Dataset listings of figures

==============================

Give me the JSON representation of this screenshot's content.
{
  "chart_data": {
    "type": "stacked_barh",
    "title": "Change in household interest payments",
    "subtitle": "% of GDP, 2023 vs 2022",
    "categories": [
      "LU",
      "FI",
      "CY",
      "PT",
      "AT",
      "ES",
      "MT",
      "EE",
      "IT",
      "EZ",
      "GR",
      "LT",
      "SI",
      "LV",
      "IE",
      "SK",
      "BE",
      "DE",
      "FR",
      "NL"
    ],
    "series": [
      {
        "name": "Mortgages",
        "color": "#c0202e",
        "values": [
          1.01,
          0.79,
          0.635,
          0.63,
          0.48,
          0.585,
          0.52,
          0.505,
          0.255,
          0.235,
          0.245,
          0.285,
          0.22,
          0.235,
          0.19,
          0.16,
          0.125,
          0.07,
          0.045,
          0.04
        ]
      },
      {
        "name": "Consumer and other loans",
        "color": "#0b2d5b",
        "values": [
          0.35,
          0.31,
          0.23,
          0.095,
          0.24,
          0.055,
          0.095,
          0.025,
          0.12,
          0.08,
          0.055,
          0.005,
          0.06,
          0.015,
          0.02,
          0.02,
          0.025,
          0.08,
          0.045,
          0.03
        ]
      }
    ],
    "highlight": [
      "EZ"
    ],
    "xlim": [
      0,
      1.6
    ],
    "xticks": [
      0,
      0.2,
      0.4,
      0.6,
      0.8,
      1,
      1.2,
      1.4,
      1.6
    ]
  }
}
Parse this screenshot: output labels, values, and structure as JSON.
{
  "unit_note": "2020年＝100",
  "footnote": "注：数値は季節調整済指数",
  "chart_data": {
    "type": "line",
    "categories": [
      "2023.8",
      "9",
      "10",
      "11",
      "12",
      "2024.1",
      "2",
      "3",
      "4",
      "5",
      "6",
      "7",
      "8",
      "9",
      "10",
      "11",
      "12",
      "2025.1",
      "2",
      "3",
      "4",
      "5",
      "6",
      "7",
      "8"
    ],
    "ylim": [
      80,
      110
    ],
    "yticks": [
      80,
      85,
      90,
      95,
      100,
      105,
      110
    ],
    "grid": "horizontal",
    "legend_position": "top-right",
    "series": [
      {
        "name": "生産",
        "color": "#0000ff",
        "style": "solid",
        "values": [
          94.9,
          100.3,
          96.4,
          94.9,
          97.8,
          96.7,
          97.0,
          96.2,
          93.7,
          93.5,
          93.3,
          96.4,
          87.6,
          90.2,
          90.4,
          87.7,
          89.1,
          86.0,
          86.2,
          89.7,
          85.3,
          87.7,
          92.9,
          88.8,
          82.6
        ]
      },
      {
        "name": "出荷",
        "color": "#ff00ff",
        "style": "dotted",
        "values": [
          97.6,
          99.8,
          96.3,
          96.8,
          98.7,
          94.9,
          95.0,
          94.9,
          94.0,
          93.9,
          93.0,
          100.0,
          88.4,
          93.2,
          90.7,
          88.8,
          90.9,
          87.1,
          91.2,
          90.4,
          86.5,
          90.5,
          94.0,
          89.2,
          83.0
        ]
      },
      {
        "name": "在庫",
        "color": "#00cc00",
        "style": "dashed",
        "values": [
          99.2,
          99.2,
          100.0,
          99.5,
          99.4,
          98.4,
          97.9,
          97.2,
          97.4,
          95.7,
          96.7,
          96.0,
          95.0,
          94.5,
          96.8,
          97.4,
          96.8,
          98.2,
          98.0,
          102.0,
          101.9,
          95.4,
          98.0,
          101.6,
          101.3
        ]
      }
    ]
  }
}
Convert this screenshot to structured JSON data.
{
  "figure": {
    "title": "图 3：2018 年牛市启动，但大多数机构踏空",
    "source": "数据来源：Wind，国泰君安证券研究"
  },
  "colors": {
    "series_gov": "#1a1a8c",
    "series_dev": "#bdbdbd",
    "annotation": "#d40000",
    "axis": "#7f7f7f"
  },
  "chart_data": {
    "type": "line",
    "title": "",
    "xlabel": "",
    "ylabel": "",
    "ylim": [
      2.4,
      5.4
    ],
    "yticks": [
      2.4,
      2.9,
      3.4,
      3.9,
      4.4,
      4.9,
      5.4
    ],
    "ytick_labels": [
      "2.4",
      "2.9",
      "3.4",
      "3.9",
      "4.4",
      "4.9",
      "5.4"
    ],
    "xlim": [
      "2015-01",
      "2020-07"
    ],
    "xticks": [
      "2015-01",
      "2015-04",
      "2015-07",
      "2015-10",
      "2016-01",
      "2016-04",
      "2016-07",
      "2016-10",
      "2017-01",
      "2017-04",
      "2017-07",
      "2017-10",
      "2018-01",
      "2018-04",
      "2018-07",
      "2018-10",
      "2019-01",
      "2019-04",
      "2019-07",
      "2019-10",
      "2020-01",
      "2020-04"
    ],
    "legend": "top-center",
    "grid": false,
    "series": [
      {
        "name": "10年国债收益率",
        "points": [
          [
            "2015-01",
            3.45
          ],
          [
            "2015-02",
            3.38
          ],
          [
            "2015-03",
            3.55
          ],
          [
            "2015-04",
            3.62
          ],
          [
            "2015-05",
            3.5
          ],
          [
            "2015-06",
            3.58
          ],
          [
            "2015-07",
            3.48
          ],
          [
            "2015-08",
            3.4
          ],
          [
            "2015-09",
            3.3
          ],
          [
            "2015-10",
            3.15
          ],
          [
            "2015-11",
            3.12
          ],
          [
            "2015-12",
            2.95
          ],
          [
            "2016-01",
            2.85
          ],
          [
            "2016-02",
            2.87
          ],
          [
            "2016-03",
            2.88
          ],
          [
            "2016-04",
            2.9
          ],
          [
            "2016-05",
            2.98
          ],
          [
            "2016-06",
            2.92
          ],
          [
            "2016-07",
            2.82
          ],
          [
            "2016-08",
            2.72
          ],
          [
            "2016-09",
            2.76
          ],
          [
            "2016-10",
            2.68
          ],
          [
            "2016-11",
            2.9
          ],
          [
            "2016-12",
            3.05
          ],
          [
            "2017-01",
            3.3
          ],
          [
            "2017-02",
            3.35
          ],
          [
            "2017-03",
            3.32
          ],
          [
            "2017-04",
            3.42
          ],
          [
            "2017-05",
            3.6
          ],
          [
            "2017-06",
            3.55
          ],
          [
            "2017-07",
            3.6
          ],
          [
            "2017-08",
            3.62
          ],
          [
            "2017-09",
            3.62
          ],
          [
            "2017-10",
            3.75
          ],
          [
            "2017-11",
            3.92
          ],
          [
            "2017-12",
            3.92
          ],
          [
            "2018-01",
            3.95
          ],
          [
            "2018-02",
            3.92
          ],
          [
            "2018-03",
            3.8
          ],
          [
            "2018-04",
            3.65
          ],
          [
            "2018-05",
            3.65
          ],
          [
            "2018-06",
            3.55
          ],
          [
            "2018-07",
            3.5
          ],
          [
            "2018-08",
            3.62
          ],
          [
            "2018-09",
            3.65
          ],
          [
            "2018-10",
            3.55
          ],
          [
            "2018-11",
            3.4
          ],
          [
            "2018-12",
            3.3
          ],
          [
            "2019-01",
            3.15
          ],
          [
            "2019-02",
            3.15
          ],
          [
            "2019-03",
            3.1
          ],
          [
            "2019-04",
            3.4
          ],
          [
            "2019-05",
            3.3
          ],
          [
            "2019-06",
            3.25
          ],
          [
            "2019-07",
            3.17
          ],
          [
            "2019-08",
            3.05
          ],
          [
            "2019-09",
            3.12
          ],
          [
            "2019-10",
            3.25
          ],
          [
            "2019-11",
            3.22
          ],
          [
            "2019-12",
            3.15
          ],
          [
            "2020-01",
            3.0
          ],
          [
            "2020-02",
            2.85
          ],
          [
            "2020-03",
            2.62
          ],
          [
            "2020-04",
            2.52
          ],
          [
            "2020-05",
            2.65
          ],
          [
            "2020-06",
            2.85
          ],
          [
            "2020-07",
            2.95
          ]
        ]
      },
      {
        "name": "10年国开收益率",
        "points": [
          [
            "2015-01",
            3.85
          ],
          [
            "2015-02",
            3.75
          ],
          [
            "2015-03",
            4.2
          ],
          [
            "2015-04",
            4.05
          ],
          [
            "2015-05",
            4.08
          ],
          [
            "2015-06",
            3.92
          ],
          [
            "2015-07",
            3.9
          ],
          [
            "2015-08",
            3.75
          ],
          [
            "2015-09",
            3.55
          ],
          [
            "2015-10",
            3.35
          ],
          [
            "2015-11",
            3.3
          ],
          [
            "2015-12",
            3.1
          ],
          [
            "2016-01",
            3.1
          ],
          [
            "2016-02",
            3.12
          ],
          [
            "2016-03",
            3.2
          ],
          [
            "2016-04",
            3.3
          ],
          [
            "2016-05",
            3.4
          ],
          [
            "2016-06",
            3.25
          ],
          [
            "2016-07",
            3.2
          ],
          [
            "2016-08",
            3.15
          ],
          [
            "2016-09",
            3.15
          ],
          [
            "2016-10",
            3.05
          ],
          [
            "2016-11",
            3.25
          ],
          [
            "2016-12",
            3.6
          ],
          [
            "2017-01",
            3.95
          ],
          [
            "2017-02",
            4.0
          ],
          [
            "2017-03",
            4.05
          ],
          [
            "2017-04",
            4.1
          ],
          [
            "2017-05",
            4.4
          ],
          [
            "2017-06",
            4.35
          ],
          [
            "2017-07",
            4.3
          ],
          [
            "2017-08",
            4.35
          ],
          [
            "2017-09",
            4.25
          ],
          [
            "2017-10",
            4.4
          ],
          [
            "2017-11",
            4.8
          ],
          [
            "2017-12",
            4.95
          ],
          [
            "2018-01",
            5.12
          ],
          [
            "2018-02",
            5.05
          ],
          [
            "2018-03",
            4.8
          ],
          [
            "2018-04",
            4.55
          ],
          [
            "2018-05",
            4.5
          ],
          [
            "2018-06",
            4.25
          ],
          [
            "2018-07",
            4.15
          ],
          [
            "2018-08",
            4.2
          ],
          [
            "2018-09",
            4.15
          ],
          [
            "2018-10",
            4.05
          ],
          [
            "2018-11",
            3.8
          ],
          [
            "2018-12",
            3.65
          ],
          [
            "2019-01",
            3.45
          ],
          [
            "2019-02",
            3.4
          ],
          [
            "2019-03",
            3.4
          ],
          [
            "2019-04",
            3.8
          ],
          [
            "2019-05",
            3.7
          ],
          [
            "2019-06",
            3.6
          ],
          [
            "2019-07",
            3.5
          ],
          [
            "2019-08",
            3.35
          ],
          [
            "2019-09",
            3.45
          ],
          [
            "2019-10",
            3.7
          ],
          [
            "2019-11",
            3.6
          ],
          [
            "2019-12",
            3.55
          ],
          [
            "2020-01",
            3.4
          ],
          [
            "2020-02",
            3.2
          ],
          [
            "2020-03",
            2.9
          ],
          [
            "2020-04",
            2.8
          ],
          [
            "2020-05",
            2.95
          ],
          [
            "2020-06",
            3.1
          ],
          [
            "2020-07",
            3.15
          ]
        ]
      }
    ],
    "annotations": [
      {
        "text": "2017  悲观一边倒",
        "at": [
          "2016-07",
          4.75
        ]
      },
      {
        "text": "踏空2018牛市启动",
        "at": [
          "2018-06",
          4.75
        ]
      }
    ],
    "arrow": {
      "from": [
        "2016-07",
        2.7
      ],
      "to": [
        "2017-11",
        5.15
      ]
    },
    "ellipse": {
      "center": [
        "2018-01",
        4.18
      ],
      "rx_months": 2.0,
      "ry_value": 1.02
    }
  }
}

==============================

- REQUEST -
Select all lines with the word "screenshot" from the entries above.

- SOLUTION TO THIS PROBLEM -
Give me the JSON representation of this screenshot's content.
Parse this screenshot: output labels, values, and structure as JSON.
Convert this screenshot to structured JSON data.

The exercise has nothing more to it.